- Exercise goal -
In the material below, find every line containing "verò" and copy that line.

(Given data Opens)

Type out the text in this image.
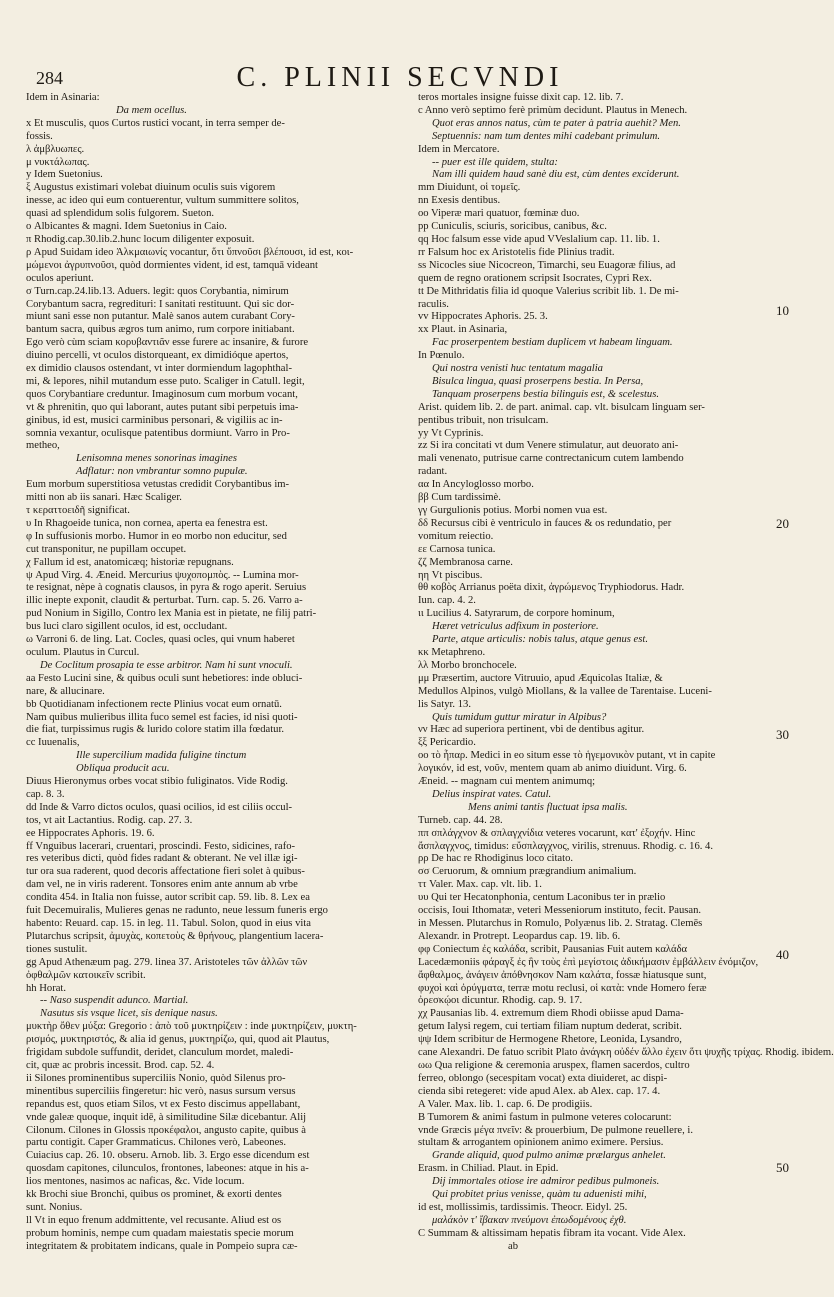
284	C. PLINII SECVNDI
Idem in Asinaria:
Da mem ocellus.
x Et musculis, quos Curtos rustici vocant, in terra semper de-
fossis.
λ ἀμβλυωπες.
μ νυκτάλωπας.
y Idem Suetonius.
ξ Augustus existimari volebat diuinum oculis suis vigorem
inesse, ac ideo qui eum contuerentur, vultum summittere solitos,
quasi ad splendidum solis fulgorem. Sueton.
ο Albicantes & magni. Idem Suetonius in Caio.
π Rhodig.cap.30.lib.2.hunc locum diligenter exposuit.
ρ Apud Suidam ideo Ἀλκμαιωνίς vocantur, ὅτι ὕπνοῦσι βλέπουσι, id est, κοι-
μώμενοι ἀγρυπνοῦσι, quòd dormientes vident, id est, tamquā videant
oculos aperiunt.
σ Turn.cap.24.lib.13. Aduers. legit: quos Corybantia, nimirum
Corybantum sacra, regredituri: I sanitati restituunt. Qui sic dor-
miunt sani esse non putantur. Malè sanos autem curabant Cory-
bantum sacra, quibus ægros tum animo, rum corpore initiabant.
Ego verò cùm sciam κορυβαντιᾶν esse furere ac insanire, & furore
diuino percelli, vt oculos distorqueant, ex dimidióque apertos,
ex dimidio clausos ostendant, vt inter dormiendum lagophthal-
mi, & lepores, nihil mutandum esse puto. Scaliger in Catull. legit,
quos Corybantiare creduntur. Imaginosum cum morbum vocant,
vt & phrenitin, quo qui laborant, autes putant sibi perpetuis ima-
ginibus, id est, musici carminibus personari, & vigiliis ac in-
somnia vexantur, oculisque patentibus dormiunt. Varro in Pro-
metheo,
Lenisomna menes sonorinas imagines
Adflatur: non vmbrantur somno pupulæ.
Eum morbum superstitiosa vetustas credidit Corybantibus im-
mitti non ab iis sanari. Hæc Scaliger.
τ κεραττοειδῆ significat.
υ In Rhagoeide tunica, non cornea, aperta ea fenestra est.
φ In suffusionis morbo. Humor in eo morbo non educitur, sed
cut transponitur, ne pupillam occupet.
χ Fallum id est, anatomicæq; historiæ repugnans.
ψ Apud Virg. 4. Æneid. Mercurius ψυχοπομπὸς. -- Lumina mor-
te resignat, nèpe à cognatis clausos, in pyra & rogo aperit. Seruius
illic inepte exponit, claudit & perturbat. Turn. cap. 5. 26. Varro a-
pud Nonium in Sigillo, Contro lex Mania est in pietate, ne filij patri-
bus luci claro sigillent oculos, id est, occludant.
ω Varroni 6. de ling. Lat. Cocles, quasi ocles, qui vnum haberet
oculum. Plautus in Curcul.
De Coclitum prosapia te esse arbitror. Nam hi sunt vnoculi.
aa Festo Lucini sine, & quibus oculi sunt hebetiores: inde obluci-
nare, & allucinare.
bb Quotidianam infectionem recte Plinius vocat eum ornatū.
Nam quibus mulieribus illita fuco semel est facies, id nisi quoti-
die fiat, turpissimus rugis & lurido colore statim illa fœdatur.
cc Iuuenalis,
Ille supercilium madida fuligine tinctum
Obliqua producit acu.
Diuus Hieronymus orbes vocat stibio fuliginatos. Vide Rodig.
cap. 8. 3.
dd Inde & Varro dictos oculos, quasi ocilios, id est ciliis occul-
tos, vt ait Lactantius. Rodig. cap. 27. 3.
ee Hippocrates Aphoris. 19. 6.
ff Vnguibus lacerari, cruentari, proscindi. Festo, sidicines, rafo-
res veteribus dicti, quòd fides radant & obterant. Ne vel illæ igi-
tur ora sua raderent, quod decoris affectatione fieri solet à quibus-
dam vel, ne in viris raderent. Tonsores enim ante annum ab vrbe
condita 454. in Italia non fuisse, autor scribit cap. 59. lib. 8. Lex ea
fuit Decemuiralis, Mulieres genas ne radunto, neue lessum funeris ergo
habento: Reuard. cap. 15. in leg. 11. Tabul. Solon, quod in eius vita
Plutarchus scripsit, ἀμυχὰς, κοπετοὺς & θρήνους, plangentium lacera-
tiones sustulit.
gg Apud Athenæum pag. 279. linea 37. Aristoteles τῶν ἀλλῶν τῶν
ὀφθαλμῶν κατοικεῖν scribit.
hh Horat.
-- Naso suspendit adunco. Martial.
Nasutus sis vsque licet, sis denique nasus.
μυκτὴρ ὄθεν μύξα: Gregorio : ἀπὸ τοῦ μυκτηρίζειν : inde μυκτηρίζειν, μυκτη-
ρισμός, μυκτηριστός, & alia id genus, μυκτηρίζω, qui, quod ait Plautus,
frigidam subdole suffundit, deridet, clanculum mordet, maledi-
cit, quæ ac probris incessit. Brod. cap. 52. 4.
ii Silones prominentibus superciliis Nonio, quòd Silenus pro-
minentibus superciliis fingeretur: hic verò, nasus sursum versus
repandus est, quos etiam Silos, vt ex Festo discimus appellabant,
vnde galeæ quoque, inquit idē, à similitudine Silæ dicebantur. Alij
Cilonum. Cilones in Glossis προκέφαλοι, angusto capite, quibus à
partu contigit. Caper Grammaticus. Chilones verò, Labeones.
Cuiacius cap. 26. 10. obseru. Arnob. lib. 3. Ergo esse dicendum est
quosdam capitones, cilunculos, frontones, labeones: atque in his a-
lios mentones, nasimos ac naficas, &c. Vide locum.
kk Brochi siue Bronchi, quibus os prominet, & exorti dentes
sunt. Nonius.
ll Vt in equo frenum addmittente, vel recusante. Aliud est os
probum hominis, nempe cum quadam maiestatis specie morum
integritatem & probitatem indicans, quale in Pompeio supra cæ-
teros mortales insigne fuisse dixit cap. 12. lib. 7.
c Anno verò septimo ferè primùm decidunt. Plautus in Menech.
Quot eras annos natus, cùm te pater à patria auehit? Men.
Septuennis: nam tum dentes mihi cadebant primulum.
Idem in Mercatore.
-- puer est ille quidem, stulta:
Nam illi quidem haud sanè diu est, cùm dentes exciderunt.
mm Diuidunt, οἱ τομεῖς.
nn Exesis dentibus.
oo Viperæ mari quatuor, fœminæ duo.
pp Cuniculis, sciuris, soricibus, canibus, &c.
qq Hoc falsum esse vide apud VVeslalium cap. 11. lib. 1.
rr Falsum hoc ex Aristotelis fide Plinius tradit.
ss Nicocles siue Nicocreon, Timarchi, seu Euagoræ filius, ad
quem de regno orationem scripsit Isocrates, Cypri Rex.
tt De Mithridatis filia id quoque Valerius scribit lib. 1. De mi-
raculis.
vv Hippocrates Aphoris. 25. 3.
xx Plaut. in Asinaria,
Fac proserpentem bestiam duplicem vt habeam linguam.
In Pœnulo.
Qui nostra venisti huc tentatum magalia
Bisulca lingua, quasi proserpens bestia. In Persa,
Tanquam proserpens bestia bilinguis est, & scelestus.
Arist. quidem lib. 2. de part. animal. cap. vlt. bisulcam linguam ser-
pentibus tribuit, non trisulcam.
yy Vt Cyprinis.
zz Si ira concitati vt dum Venere stimulatur, aut deuorato ani-
mali venenato, putrisue carne contrectanicum cutem lambendo
radant.
αα In Ancyloglosso morbo.
ββ Cum tardissimè.
γγ Gurgulionis potius. Morbi nomen vua est.
δδ Recursus cibi è ventriculo in fauces & os redundatio, per
vomitum reiectio.
εε Carnosa tunica.
ζζ Membranosa carne.
ηη Vt piscibus.
θθ κοβὸς Arrianus poëta dixit, ἀγρώμενος Tryphiodorus. Hadr.
Iun. cap. 4. 2.
ιι Lucilius 4. Satyrarum, de corpore hominum,
Hæret vetriculus adfixum in posteriore.
Parte, atque articulis: nobis talus, atque genus est.
κκ Metaphreno.
λλ Morbo bronchocele.
μμ Præsertim, auctore Vitruuio, apud Æquicolas Italiæ, &
Medullos Alpinos, vulgò Miollans, & la vallee de Tarentaise. Luceni-
lis Satyr. 13.
Quis tumidum guttur miratur in Alpibus?
νν Hæc ad superiora pertinent, vbi de dentibus agitur.
ξξ Pericardio.
οο τὸ ἧπαρ. Medici in eo situm esse τὸ ἡγεμονικὸν putant, vt in capite
λογικόν, id est, νοῦν, mentem quam ab animo diuidunt. Virg. 6.
Æneid. -- magnam cui mentem animumq;
Delius inspirat vates. Catul.
Mens animi tantis fluctuat ipsa malis.
Turneb. cap. 44. 28.
ππ σπλάγχνον & σπλαγχνίδια veteres vocarunt, κατ' ἐξοχήν. Hinc
ἄσπλαγχνος, timidus: εὔσπλαγχνος, virilis, strenuus. Rhodig. c. 16. 4.
ρρ De hac re Rhodiginus loco citato.
σσ Ceruorum, & omnium prægrandium animalium.
ττ Valer. Max. cap. vlt. lib. 1.
υυ Qui ter Hecatonphonia, centum Laconibus ter in prælio
occisis, Ioui Ithomatæ, veteri Messeniorum instituto, fecit. Pausan.
in Messen. Plutarchus in Romulo, Polyænus lib. 2. Stratag. Clemēs
Alexandr. in Protrept. Leopardus cap. 19. lib. 6.
φφ Coniectum ἐς καλάδα, scribit, Pausanias Fuit autem καλάδα
Lacedæmoniis φάραγξ ἐς ἣν τοὺς ἐπὶ μεγίστοις ἀδικήμασιν ἐμβάλλειν ἐνόμιζον,
ἄφθαλμος, ἀνάγειν ἀπόθνησκον Nam καλάτα, fossæ hiatusque sunt,
φυχοὶ καὶ ὀρύγματα, terræ motu reclusi, οἱ κατὰ: vnde Homero feræ
ὀρεσκῴοι dicuntur. Rhodig. cap. 9. 17.
χχ Pausanias lib. 4. extremum diem Rhodi obiisse apud Dama-
getum Ialysi regem, cui tertiam filiam nuptum dederat, scribit.
ψψ Idem scribitur de Hermogene Rhetore, Leonida, Lysandro,
cane Alexandri. De fatuo scribit Plato ἀνάγκη οὐδέν ἄλλο ἐχειν ὅτι ψυχῆς τρίχας. Rhodig. ibidem.
ωω Qua religione & ceremonia aruspex, flamen sacerdos, cultro
ferreo, oblongo (secespitam vocat) exta diuideret, ac dispi-
cienda sibi retegeret: vide apud Alex. ab Alex. cap. 17. 4.
A Valer. Max. lib. 1. cap. 6. De prodigiis.
B Tumorem & animi fastum in pulmone veteres colocarunt:
vnde Græcis μέγα πνεῖν: & prouerbium, De pulmone reuellere, i.
stultam & arrogantem opinionem animo eximere. Persius.
Grande aliquid, quod pulmo animæ prælargus anhelet.
Erasm. in Chiliad. Plaut. in Epid.
Dij immortales otiose ire admiror pedibus pulmoneis.
Qui probitet prius venisse, quàm tu aduenisti mihi,
id est, mollissimis, tardissimis. Theocr. Eidyl. 25.
μαλάκὸν τ' ἴβακαν πνεύμονι ἐπωδομένους ἐχθ.
C Summam & altissimam hepatis fibram ita vocant. Vide Alex.
ab
10
20
30
40
50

(Given data Closes)

- Output of the exercise -
Ego verò cùm sciam κορυβαντιᾶν esse furere ac insanire, & furore
minentibus superciliis fingeretur: hic verò, nasus sursum versus
partu contigit. Caper Grammaticus. Chilones verò, Labeones.
c Anno verò septimo ferè primùm decidunt. Plautus in Menech.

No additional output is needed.